- _MATERIAL FOR THIS EXERCISE_:
----

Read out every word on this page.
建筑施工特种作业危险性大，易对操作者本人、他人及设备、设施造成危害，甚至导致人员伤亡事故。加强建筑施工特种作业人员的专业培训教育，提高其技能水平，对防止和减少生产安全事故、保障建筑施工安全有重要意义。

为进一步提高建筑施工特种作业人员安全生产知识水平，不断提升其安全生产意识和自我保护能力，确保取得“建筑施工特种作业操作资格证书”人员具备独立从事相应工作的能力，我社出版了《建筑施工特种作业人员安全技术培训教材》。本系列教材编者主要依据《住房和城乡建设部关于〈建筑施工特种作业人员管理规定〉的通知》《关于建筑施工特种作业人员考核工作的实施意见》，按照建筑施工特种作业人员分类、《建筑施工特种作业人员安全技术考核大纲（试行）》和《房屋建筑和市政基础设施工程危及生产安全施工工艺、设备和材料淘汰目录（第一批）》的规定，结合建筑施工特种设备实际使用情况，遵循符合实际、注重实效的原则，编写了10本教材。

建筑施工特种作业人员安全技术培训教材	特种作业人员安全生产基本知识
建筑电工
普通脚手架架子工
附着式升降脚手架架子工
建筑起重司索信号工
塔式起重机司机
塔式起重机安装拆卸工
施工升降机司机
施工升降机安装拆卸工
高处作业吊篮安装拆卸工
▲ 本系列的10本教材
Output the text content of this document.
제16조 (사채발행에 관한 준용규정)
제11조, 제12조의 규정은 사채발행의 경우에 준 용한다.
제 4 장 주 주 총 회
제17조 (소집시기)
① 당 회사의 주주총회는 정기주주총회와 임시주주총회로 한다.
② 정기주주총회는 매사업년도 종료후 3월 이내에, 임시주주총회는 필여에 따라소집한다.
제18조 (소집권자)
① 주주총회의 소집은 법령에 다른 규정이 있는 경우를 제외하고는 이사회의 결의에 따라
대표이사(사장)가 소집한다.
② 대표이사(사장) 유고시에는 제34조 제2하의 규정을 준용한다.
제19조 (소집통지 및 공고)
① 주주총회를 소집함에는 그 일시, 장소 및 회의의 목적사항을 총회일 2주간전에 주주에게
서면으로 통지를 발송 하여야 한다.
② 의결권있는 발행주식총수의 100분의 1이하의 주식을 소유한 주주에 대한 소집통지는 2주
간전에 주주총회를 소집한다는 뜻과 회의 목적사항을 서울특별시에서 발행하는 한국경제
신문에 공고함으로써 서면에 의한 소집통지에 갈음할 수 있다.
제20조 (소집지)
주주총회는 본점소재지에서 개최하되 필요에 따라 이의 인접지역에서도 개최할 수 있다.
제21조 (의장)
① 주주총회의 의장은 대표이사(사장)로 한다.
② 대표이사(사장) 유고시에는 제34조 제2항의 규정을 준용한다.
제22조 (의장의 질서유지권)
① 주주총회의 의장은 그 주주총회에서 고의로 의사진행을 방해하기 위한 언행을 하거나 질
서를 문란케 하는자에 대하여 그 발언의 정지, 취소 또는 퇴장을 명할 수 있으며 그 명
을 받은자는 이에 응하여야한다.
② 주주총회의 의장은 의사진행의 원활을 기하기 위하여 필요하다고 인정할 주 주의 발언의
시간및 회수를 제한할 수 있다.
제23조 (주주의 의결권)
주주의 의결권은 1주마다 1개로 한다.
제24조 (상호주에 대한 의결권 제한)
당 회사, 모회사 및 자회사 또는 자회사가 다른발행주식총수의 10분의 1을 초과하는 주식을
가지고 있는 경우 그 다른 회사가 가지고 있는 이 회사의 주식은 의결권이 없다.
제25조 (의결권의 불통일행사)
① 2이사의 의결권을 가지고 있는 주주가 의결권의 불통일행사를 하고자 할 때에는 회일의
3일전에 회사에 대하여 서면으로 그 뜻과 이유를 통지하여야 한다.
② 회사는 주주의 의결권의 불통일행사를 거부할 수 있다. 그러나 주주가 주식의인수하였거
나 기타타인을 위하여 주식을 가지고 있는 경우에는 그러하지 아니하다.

----

- _SHORT EXERCISE_: Reproduce all of the records exactly.

- _FULL SOLUTION_:
Read out every word on this page.
建筑施工特种作业危险性大，易对操作者本人、他人及设备、设施造成危害，甚至导致人员伤亡事故。加强建筑施工特种作业人员的专业培训教育，提高其技能水平，对防止和减少生产安全事故、保障建筑施工安全有重要意义。

为进一步提高建筑施工特种作业人员安全生产知识水平，不断提升其安全生产意识和自我保护能力，确保取得“建筑施工特种作业操作资格证书”人员具备独立从事相应工作的能力，我社出版了《建筑施工特种作业人员安全技术培训教材》。本系列教材编者主要依据《住房和城乡建设部关于〈建筑施工特种作业人员管理规定〉的通知》《关于建筑施工特种作业人员考核工作的实施意见》，按照建筑施工特种作业人员分类、《建筑施工特种作业人员安全技术考核大纲（试行）》和《房屋建筑和市政基础设施工程危及生产安全施工工艺、设备和材料淘汰目录（第一批）》的规定，结合建筑施工特种设备实际使用情况，遵循符合实际、注重实效的原则，编写了10本教材。

建筑施工特种作业人员安全技术培训教材	特种作业人员安全生产基本知识
建筑电工
普通脚手架架子工
附着式升降脚手架架子工
建筑起重司索信号工
塔式起重机司机
塔式起重机安装拆卸工
施工升降机司机
施工升降机安装拆卸工
高处作业吊篮安装拆卸工
▲ 本系列的10本教材
Output the text content of this document.
제16조 (사채발행에 관한 준용규정)
제11조, 제12조의 규정은 사채발행의 경우에 준 용한다.
제 4 장 주 주 총 회
제17조 (소집시기)
① 당 회사의 주주총회는 정기주주총회와 임시주주총회로 한다.
② 정기주주총회는 매사업년도 종료후 3월 이내에, 임시주주총회는 필여에 따라소집한다.
제18조 (소집권자)
① 주주총회의 소집은 법령에 다른 규정이 있는 경우를 제외하고는 이사회의 결의에 따라
대표이사(사장)가 소집한다.
② 대표이사(사장) 유고시에는 제34조 제2하의 규정을 준용한다.
제19조 (소집통지 및 공고)
① 주주총회를 소집함에는 그 일시, 장소 및 회의의 목적사항을 총회일 2주간전에 주주에게
서면으로 통지를 발송 하여야 한다.
② 의결권있는 발행주식총수의 100분의 1이하의 주식을 소유한 주주에 대한 소집통지는 2주
간전에 주주총회를 소집한다는 뜻과 회의 목적사항을 서울특별시에서 발행하는 한국경제
신문에 공고함으로써 서면에 의한 소집통지에 갈음할 수 있다.
제20조 (소집지)
주주총회는 본점소재지에서 개최하되 필요에 따라 이의 인접지역에서도 개최할 수 있다.
제21조 (의장)
① 주주총회의 의장은 대표이사(사장)로 한다.
② 대표이사(사장) 유고시에는 제34조 제2항의 규정을 준용한다.
제22조 (의장의 질서유지권)
① 주주총회의 의장은 그 주주총회에서 고의로 의사진행을 방해하기 위한 언행을 하거나 질
서를 문란케 하는자에 대하여 그 발언의 정지, 취소 또는 퇴장을 명할 수 있으며 그 명
을 받은자는 이에 응하여야한다.
② 주주총회의 의장은 의사진행의 원활을 기하기 위하여 필요하다고 인정할 주 주의 발언의
시간및 회수를 제한할 수 있다.
제23조 (주주의 의결권)
주주의 의결권은 1주마다 1개로 한다.
제24조 (상호주에 대한 의결권 제한)
당 회사, 모회사 및 자회사 또는 자회사가 다른발행주식총수의 10분의 1을 초과하는 주식을
가지고 있는 경우 그 다른 회사가 가지고 있는 이 회사의 주식은 의결권이 없다.
제25조 (의결권의 불통일행사)
① 2이사의 의결권을 가지고 있는 주주가 의결권의 불통일행사를 하고자 할 때에는 회일의
3일전에 회사에 대하여 서면으로 그 뜻과 이유를 통지하여야 한다.
② 회사는 주주의 의결권의 불통일행사를 거부할 수 있다. 그러나 주주가 주식의인수하였거
나 기타타인을 위하여 주식을 가지고 있는 경우에는 그러하지 아니하다.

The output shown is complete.